_ACTION ITEM_: In the records below, some lines contain the word "location". Copy each of them.
WORKING DATA START
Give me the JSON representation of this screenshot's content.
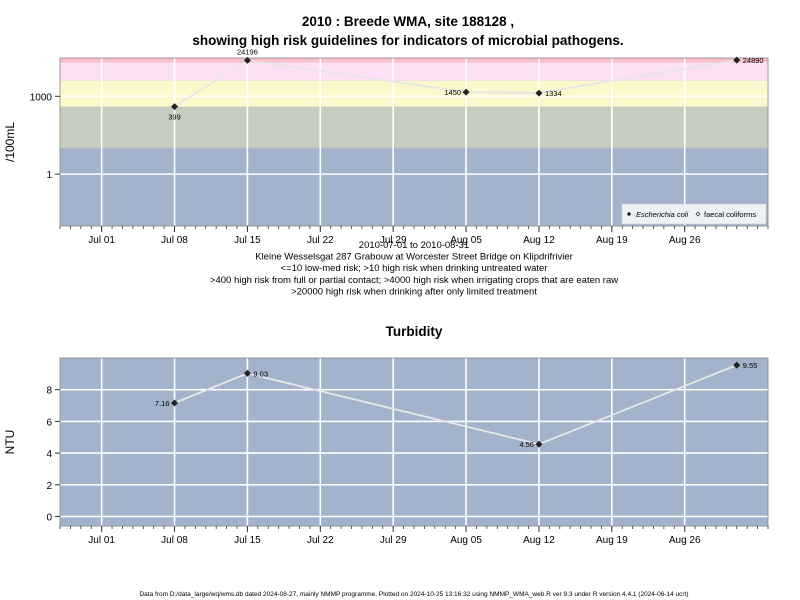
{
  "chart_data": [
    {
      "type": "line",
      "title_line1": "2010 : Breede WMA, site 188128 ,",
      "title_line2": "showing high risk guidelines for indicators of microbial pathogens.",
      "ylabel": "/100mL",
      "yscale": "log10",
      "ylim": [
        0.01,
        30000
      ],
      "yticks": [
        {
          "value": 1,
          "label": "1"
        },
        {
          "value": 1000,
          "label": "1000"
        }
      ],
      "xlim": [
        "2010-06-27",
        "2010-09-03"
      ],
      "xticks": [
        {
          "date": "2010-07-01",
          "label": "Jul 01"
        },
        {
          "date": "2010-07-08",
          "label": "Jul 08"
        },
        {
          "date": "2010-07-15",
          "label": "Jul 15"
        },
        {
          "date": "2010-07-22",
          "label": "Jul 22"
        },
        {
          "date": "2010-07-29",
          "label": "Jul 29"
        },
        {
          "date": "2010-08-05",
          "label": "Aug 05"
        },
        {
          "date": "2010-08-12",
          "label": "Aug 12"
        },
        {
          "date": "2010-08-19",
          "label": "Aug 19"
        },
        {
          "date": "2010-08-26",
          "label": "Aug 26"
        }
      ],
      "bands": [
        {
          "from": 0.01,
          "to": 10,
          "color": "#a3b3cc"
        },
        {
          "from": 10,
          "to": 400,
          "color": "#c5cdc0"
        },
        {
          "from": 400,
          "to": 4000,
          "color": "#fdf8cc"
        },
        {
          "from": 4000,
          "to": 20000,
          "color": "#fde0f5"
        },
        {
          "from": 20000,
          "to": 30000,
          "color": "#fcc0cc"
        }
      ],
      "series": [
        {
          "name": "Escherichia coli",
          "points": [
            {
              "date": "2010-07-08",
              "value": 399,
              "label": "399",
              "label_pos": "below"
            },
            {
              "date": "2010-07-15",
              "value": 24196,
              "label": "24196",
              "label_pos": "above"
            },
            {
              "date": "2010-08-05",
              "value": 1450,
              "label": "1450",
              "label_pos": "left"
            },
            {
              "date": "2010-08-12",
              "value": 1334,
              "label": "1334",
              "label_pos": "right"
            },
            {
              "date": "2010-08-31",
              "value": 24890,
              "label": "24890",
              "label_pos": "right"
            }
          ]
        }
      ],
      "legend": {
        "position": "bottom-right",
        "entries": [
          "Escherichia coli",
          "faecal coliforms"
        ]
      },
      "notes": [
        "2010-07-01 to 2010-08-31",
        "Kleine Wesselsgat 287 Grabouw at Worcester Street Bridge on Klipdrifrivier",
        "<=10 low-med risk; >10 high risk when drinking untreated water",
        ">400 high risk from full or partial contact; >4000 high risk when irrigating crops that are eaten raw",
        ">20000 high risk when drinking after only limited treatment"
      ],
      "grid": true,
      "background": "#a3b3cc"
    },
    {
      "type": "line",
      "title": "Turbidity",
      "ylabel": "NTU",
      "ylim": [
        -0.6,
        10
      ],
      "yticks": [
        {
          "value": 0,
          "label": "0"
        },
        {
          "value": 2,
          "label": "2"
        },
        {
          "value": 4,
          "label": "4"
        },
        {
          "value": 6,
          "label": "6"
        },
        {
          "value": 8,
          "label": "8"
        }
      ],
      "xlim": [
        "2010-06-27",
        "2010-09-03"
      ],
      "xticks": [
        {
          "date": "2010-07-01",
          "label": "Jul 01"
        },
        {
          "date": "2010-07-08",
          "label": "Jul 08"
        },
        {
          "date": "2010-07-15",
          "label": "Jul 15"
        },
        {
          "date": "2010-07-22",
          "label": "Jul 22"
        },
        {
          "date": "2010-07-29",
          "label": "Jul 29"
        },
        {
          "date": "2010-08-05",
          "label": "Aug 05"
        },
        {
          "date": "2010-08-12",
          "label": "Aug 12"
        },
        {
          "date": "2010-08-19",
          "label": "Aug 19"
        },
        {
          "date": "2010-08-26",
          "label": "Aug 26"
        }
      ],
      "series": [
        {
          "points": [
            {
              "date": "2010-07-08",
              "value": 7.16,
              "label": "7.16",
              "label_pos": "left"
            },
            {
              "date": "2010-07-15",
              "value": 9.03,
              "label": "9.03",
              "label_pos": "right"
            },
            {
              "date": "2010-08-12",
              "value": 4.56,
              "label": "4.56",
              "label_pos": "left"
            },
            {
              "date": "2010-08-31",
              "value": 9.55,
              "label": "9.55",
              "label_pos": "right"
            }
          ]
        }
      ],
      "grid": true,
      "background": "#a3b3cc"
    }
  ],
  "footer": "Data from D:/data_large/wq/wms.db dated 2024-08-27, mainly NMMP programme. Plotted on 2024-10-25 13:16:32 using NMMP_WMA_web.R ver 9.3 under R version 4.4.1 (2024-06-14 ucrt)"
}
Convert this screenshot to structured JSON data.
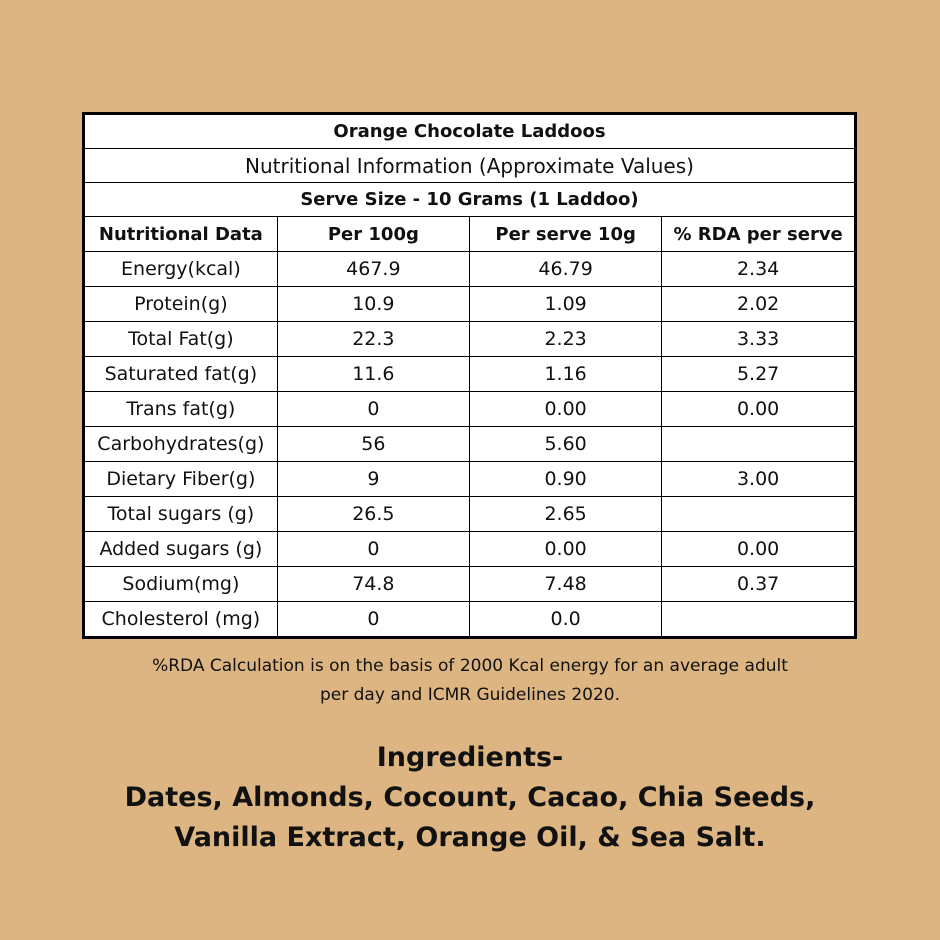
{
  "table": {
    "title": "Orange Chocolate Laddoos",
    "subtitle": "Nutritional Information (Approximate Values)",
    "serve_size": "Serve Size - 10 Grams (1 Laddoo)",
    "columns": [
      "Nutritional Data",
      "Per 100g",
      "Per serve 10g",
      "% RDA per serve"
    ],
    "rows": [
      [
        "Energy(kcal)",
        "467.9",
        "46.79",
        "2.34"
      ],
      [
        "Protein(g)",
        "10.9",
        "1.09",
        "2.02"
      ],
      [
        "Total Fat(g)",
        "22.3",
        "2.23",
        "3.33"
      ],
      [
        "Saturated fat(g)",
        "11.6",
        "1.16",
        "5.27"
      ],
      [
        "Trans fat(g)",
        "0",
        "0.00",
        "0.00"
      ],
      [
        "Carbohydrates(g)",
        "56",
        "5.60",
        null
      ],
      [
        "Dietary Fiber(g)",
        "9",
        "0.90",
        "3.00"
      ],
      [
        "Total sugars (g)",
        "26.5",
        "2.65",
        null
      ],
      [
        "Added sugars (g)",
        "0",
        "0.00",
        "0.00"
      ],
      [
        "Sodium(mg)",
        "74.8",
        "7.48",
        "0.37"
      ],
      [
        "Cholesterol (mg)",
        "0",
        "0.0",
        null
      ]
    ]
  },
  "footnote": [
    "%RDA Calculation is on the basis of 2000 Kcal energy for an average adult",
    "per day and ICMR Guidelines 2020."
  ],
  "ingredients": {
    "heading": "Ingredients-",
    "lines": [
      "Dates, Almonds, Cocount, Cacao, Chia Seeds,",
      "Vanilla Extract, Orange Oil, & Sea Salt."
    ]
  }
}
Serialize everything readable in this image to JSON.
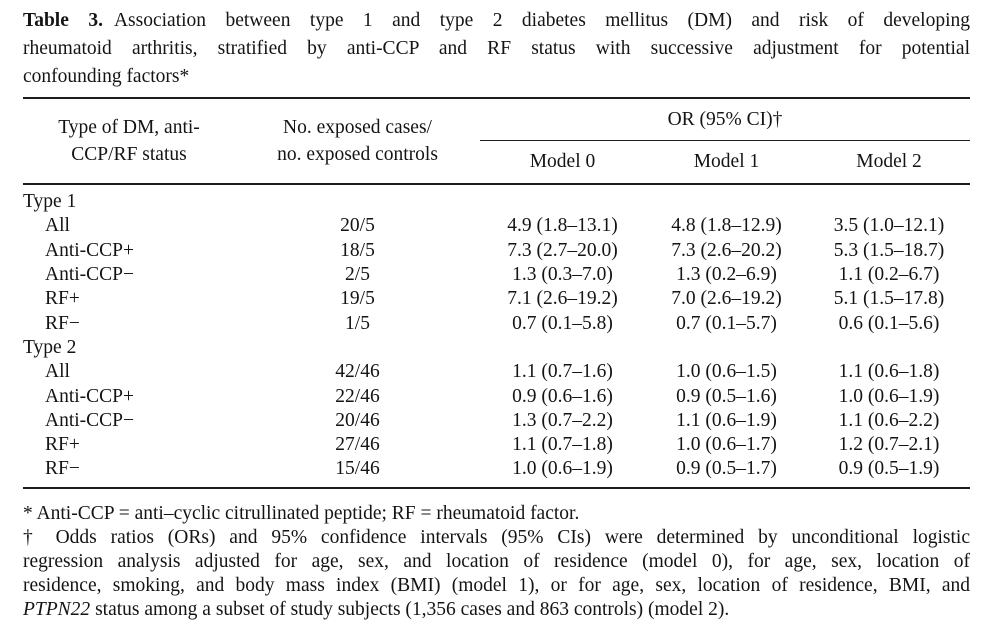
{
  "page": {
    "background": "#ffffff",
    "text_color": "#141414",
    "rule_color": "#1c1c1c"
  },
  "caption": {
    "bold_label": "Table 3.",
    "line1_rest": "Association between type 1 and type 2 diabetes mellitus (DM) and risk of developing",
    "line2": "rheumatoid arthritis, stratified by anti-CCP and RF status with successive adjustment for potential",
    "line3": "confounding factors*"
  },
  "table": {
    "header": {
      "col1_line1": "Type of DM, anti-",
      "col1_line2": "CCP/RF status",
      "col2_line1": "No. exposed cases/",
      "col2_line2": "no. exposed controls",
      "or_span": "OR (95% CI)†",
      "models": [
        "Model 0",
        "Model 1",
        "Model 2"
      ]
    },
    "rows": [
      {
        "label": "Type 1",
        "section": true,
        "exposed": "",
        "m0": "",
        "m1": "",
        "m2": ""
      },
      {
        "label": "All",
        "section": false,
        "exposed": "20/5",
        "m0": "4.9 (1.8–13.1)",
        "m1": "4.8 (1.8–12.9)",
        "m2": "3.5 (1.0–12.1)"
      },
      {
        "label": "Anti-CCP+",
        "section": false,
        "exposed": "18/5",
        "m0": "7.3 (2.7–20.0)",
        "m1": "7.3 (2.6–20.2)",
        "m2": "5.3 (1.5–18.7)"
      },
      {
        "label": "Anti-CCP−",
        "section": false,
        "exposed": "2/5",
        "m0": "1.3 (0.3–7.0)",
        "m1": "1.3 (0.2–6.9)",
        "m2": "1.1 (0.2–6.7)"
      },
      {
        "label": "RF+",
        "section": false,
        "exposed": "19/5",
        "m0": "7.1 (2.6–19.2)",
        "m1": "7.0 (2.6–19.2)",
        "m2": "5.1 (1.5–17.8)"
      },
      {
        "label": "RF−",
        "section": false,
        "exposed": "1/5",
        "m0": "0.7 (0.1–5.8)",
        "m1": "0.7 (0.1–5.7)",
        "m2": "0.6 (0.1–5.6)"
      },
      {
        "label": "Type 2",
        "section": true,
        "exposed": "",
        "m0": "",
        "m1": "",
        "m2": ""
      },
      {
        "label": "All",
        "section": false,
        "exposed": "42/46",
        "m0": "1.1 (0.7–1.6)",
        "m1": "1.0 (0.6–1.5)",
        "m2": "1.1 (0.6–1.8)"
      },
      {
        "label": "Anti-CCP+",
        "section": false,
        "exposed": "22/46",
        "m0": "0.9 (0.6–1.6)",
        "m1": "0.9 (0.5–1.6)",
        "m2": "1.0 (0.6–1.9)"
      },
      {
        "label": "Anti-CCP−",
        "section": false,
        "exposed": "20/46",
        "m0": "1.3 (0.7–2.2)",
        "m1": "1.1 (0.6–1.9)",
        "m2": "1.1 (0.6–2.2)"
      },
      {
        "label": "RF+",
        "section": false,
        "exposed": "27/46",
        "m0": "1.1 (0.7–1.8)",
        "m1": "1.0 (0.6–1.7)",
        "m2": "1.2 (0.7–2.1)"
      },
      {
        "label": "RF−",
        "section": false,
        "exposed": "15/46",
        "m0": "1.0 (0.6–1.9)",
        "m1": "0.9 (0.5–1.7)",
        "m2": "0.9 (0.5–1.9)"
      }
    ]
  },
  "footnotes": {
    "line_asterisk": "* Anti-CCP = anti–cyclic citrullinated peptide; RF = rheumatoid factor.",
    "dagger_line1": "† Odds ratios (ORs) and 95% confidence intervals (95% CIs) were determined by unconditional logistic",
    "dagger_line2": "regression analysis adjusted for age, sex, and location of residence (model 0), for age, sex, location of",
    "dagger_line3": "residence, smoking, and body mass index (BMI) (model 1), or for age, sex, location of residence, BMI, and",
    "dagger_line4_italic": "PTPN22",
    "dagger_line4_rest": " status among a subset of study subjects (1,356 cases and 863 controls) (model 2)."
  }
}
WORKING DATA END
_WRITTEN SOLUTION_:
    "dagger_line2": "regression analysis adjusted for age, sex, and location of residence (model 0), for age, sex, location of",
    "dagger_line3": "residence, smoking, and body mass index (BMI) (model 1), or for age, sex, location of residence, BMI, and",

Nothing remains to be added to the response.